__Your task__:
Without the images, print all the entries below exactly as given.

__Given information__:
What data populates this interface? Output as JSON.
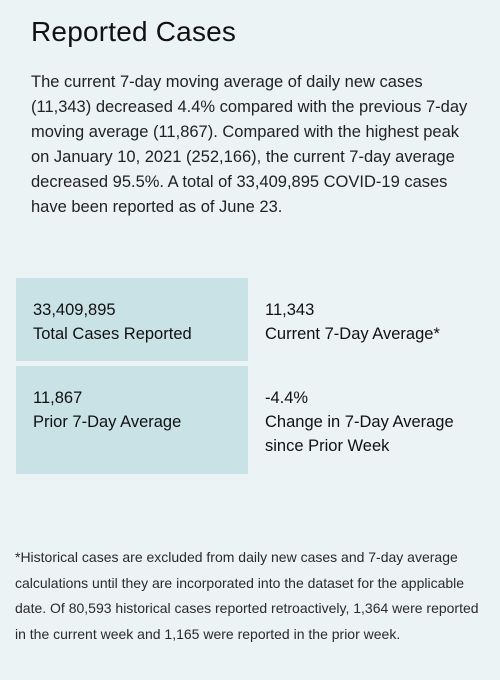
{
  "title": "Reported Cases",
  "summary": "The current 7-day moving average of daily new cases (11,343) decreased 4.4% compared with the previous 7-day moving average (11,867). Compared with the highest peak on January 10, 2021 (252,166), the current 7-day average decreased 95.5%. A total of 33,409,895 COVID-19 cases have been reported as of June 23.",
  "stats": [
    {
      "value": "33,409,895",
      "label": "Total Cases Reported"
    },
    {
      "value": "11,343",
      "label": "Current 7-Day Average*"
    },
    {
      "value": "11,867",
      "label": "Prior 7-Day Average"
    },
    {
      "value": "-4.4%",
      "label": "Change in 7-Day Average since Prior Week"
    }
  ],
  "footnote": "*Historical cases are excluded from daily new cases and 7-day average calculations until they are incorporated into the dataset for the applicable date. Of 80,593 historical cases reported retroactively, 1,364 were reported in the current week and 1,165 were reported in the prior week.",
  "colors": {
    "background": "#ebf3f4",
    "stat_box": "#c9e2e6"
  }
}
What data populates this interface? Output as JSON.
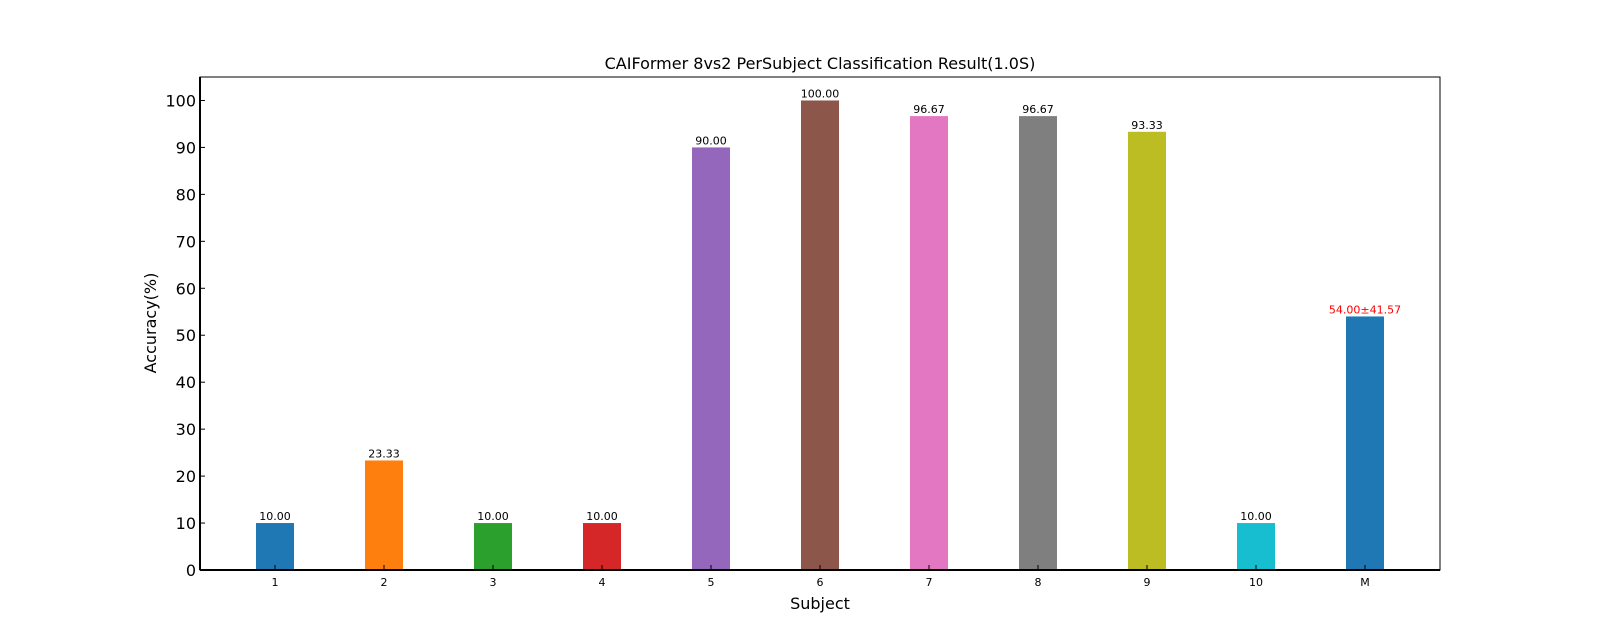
{
  "chart_data": {
    "type": "bar",
    "title": "CAIFormer 8vs2 PerSubject Classification Result(1.0S)",
    "xlabel": "Subject",
    "ylabel": "Accuracy(%)",
    "ylim": [
      0,
      105
    ],
    "yticks": [
      0,
      10,
      20,
      30,
      40,
      50,
      60,
      70,
      80,
      90,
      100
    ],
    "categories": [
      "1",
      "2",
      "3",
      "4",
      "5",
      "6",
      "7",
      "8",
      "9",
      "10",
      "M"
    ],
    "values": [
      10.0,
      23.33,
      10.0,
      10.0,
      90.0,
      100.0,
      96.67,
      96.67,
      93.33,
      10.0,
      54.0
    ],
    "value_labels": [
      "10.00",
      "23.33",
      "10.00",
      "10.00",
      "90.00",
      "100.00",
      "96.67",
      "96.67",
      "93.33",
      "10.00",
      "54.00±41.57"
    ],
    "colors": [
      "#1f77b4",
      "#ff7f0e",
      "#2ca02c",
      "#d62728",
      "#9467bd",
      "#8c564b",
      "#e377c2",
      "#7f7f7f",
      "#bcbd22",
      "#17becf",
      "#1f77b4"
    ],
    "label_colors": [
      "#000000",
      "#000000",
      "#000000",
      "#000000",
      "#000000",
      "#000000",
      "#000000",
      "#000000",
      "#000000",
      "#000000",
      "#ff0000"
    ],
    "grid": false,
    "legend": "none"
  }
}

__Final answer__:
What data populates this interface? Output as JSON.
{
  "title": "Reported Cases",
  "summary": "The current 7-day moving average of daily new cases (11,343) decreased 4.4% compared with the previous 7-day moving average (11,867). Compared with the highest peak on January 10, 2021 (252,166), the current 7-day average decreased 95.5%. A total of 33,409,895 COVID-19 cases have been reported as of June 23.",
  "stats": [
    {
      "value": "33,409,895",
      "label": "Total Cases Reported"
    },
    {
      "value": "11,343",
      "label": "Current 7-Day Average*"
    },
    {
      "value": "11,867",
      "label": "Prior 7-Day Average"
    },
    {
      "value": "-4.4%",
      "label": "Change in 7-Day Average since Prior Week"
    }
  ],
  "footnote": "*Historical cases are excluded from daily new cases and 7-day average calculations until they are incorporated into the dataset for the applicable date. Of 80,593 historical cases reported retroactively, 1,364 were reported in the current week and 1,165 were reported in the prior week.",
  "colors": {
    "background": "#ebf3f4",
    "stat_box": "#c9e2e6"
  }
}
What data populates this interface? Output as JSON.
{
  "chart_data": {
    "type": "bar",
    "title": "CAIFormer 8vs2 PerSubject Classification Result(1.0S)",
    "xlabel": "Subject",
    "ylabel": "Accuracy(%)",
    "ylim": [
      0,
      105
    ],
    "yticks": [
      0,
      10,
      20,
      30,
      40,
      50,
      60,
      70,
      80,
      90,
      100
    ],
    "categories": [
      "1",
      "2",
      "3",
      "4",
      "5",
      "6",
      "7",
      "8",
      "9",
      "10",
      "M"
    ],
    "values": [
      10.0,
      23.33,
      10.0,
      10.0,
      90.0,
      100.0,
      96.67,
      96.67,
      93.33,
      10.0,
      54.0
    ],
    "value_labels": [
      "10.00",
      "23.33",
      "10.00",
      "10.00",
      "90.00",
      "100.00",
      "96.67",
      "96.67",
      "93.33",
      "10.00",
      "54.00±41.57"
    ],
    "colors": [
      "#1f77b4",
      "#ff7f0e",
      "#2ca02c",
      "#d62728",
      "#9467bd",
      "#8c564b",
      "#e377c2",
      "#7f7f7f",
      "#bcbd22",
      "#17becf",
      "#1f77b4"
    ],
    "label_colors": [
      "#000000",
      "#000000",
      "#000000",
      "#000000",
      "#000000",
      "#000000",
      "#000000",
      "#000000",
      "#000000",
      "#000000",
      "#ff0000"
    ],
    "grid": false,
    "legend": "none"
  }
}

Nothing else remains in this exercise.